EXTRAIT FOURNI:
-=-=-
Acted

Pakistan : Améliorer la protection grâce aux Comités de Gestion des Ecoles (CGE)

Lorsque j'ai rejoint le projet Leave No Girl Behind (LNGB) en 2021 en tant que référente technique sur la protection des enfants, j'ai été heureuse de constater qu'il existait un mécanisme de sauvegarde très solide, tant pour la prévention que pour le signalement des incidents. Le Foreign, Commonwealth and Development Office (FCDO, ministère des affaires étrangères du Royaume-Uni) et le Girls Education Challenge Fund disposaient d'une pléthore de ressources et de matériel pour aider leurs partenaires à renforcer leurs politiques et pratiques institutionnelles, et les équipes chargées de la sauvegarde donnaient aux organisations les moyens de fournir des réponses adaptées au contexte. De 2020 à 2023, une composante m'est apparue impérative pour le succès de la sauvegarde et de la protection des enfants d'Acted : les Comités de Gestion des Ecoles (CGE), composés de membres de la communauté.
-=-=-
LIGNES:
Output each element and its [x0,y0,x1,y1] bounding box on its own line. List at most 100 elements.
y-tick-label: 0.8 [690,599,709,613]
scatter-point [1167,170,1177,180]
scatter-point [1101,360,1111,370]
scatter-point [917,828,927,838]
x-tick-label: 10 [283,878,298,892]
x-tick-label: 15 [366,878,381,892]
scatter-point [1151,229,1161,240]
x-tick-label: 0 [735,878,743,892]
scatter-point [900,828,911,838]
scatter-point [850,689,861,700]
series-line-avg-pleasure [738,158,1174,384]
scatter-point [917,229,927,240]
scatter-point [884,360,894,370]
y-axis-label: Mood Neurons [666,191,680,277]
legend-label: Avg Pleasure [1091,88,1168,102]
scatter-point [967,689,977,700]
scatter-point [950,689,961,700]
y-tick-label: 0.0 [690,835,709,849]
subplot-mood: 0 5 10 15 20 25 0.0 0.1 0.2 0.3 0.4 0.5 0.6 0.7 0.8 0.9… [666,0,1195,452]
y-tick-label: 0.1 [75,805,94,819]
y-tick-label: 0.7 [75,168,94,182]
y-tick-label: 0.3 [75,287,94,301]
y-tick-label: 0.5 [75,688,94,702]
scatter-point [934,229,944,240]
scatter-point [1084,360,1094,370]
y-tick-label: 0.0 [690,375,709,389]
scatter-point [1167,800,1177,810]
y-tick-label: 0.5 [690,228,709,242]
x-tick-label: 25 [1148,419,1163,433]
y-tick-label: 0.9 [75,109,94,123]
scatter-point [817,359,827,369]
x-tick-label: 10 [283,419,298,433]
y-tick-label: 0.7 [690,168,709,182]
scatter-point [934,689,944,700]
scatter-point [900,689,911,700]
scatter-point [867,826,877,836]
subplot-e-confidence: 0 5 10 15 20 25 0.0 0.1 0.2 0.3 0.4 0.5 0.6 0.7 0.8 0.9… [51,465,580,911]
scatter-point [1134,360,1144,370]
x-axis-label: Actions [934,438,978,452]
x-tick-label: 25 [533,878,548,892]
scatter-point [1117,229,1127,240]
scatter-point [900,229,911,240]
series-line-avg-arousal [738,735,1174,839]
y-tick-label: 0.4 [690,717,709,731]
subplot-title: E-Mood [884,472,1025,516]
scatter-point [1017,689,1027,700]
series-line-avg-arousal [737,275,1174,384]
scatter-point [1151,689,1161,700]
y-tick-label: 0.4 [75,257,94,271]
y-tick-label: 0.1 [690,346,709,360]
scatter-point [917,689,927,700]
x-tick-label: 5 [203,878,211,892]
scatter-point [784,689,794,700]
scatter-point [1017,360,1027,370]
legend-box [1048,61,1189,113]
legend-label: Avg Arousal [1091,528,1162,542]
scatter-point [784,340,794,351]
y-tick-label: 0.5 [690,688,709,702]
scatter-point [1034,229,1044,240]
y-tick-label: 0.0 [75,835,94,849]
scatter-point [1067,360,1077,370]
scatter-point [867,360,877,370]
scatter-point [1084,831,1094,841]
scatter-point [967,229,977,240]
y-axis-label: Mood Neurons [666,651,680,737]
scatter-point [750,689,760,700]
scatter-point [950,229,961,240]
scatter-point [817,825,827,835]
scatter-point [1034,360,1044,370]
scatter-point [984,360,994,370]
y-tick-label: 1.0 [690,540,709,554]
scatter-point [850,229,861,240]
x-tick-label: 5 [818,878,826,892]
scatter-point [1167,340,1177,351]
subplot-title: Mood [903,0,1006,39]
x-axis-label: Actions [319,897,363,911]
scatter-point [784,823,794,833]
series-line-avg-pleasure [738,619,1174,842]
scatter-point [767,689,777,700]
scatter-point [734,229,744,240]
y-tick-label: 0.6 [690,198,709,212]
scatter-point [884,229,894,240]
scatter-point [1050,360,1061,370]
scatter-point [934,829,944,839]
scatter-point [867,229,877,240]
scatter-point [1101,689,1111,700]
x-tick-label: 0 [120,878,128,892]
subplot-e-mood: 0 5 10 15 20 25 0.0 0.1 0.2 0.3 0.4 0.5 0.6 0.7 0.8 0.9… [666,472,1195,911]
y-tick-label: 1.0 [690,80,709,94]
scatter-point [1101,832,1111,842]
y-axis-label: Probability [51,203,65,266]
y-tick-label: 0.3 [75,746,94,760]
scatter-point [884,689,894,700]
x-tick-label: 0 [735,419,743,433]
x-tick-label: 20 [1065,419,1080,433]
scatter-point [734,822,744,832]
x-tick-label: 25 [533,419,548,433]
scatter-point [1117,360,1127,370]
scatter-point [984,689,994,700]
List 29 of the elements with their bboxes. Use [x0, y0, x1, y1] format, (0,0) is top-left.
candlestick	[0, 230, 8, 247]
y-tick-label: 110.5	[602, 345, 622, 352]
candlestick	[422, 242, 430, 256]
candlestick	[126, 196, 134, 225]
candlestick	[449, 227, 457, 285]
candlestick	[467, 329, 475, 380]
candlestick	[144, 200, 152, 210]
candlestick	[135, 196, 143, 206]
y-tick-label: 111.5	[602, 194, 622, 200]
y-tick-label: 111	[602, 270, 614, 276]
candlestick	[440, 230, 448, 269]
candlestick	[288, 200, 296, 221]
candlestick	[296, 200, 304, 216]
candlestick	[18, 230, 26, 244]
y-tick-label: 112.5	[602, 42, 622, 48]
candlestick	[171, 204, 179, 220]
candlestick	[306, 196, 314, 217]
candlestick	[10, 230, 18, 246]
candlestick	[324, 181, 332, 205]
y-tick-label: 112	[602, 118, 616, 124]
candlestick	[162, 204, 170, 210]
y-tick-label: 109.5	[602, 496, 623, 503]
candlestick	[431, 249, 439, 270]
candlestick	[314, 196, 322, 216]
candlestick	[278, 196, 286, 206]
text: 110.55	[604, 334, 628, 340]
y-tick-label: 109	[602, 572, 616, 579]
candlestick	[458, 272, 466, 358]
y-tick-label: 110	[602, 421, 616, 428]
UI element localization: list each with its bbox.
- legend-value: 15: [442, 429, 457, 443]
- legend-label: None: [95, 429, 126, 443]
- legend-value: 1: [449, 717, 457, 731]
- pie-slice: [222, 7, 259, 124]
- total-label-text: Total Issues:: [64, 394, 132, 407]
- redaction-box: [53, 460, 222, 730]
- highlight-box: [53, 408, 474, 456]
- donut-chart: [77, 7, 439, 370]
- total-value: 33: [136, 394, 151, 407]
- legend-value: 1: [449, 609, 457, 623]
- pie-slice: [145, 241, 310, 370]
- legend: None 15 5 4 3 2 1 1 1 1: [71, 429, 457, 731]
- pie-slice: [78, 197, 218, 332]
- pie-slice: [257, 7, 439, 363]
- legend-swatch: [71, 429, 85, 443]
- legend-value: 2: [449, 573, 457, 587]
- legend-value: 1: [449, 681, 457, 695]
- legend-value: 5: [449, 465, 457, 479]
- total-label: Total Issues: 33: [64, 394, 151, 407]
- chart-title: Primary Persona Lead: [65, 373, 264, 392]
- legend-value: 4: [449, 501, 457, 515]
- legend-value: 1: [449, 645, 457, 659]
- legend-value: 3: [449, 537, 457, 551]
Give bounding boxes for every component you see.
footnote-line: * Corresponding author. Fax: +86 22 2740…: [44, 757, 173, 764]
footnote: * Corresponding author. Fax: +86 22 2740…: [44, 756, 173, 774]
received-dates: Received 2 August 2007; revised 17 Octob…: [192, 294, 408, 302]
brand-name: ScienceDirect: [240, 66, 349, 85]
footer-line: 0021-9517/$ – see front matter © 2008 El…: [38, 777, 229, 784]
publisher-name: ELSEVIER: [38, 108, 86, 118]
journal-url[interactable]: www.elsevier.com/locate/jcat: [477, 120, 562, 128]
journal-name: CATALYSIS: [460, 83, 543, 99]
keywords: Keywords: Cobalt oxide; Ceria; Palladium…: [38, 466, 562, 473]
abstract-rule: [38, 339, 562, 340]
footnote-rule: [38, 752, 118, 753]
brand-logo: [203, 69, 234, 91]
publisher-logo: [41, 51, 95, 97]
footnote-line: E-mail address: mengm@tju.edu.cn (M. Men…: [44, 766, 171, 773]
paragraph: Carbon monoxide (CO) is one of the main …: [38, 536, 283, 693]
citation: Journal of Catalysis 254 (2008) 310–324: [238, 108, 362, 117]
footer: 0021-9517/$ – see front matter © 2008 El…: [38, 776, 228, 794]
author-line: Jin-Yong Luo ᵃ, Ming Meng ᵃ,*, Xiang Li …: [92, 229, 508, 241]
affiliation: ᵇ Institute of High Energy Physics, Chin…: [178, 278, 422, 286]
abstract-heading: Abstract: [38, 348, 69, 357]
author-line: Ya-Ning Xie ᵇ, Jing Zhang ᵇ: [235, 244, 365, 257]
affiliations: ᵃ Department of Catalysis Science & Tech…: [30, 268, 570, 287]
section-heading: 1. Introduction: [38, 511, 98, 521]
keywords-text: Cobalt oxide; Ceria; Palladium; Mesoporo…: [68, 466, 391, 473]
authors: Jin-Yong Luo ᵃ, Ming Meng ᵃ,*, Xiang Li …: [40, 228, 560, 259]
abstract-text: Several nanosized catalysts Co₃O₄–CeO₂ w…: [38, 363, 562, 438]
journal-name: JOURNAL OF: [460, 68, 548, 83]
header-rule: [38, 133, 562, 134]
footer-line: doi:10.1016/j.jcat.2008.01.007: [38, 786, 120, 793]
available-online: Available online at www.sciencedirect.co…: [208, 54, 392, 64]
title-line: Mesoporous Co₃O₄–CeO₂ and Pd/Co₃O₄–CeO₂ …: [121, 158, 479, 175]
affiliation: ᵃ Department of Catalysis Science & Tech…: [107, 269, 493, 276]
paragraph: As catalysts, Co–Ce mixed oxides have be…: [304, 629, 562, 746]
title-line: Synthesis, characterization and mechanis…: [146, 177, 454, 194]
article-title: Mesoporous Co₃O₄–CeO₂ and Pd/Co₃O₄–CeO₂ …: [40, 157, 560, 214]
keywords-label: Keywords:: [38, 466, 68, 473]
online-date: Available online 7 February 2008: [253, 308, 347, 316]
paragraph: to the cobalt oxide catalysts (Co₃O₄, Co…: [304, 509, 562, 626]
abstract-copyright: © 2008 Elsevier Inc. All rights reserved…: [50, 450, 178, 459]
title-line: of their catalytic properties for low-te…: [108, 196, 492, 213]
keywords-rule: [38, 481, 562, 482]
-=-=-
D'après l'extrait fourni, de qui les Comités de Gestion des Ecoles (CGE) sont-ils composés ?

De membres de la communauté.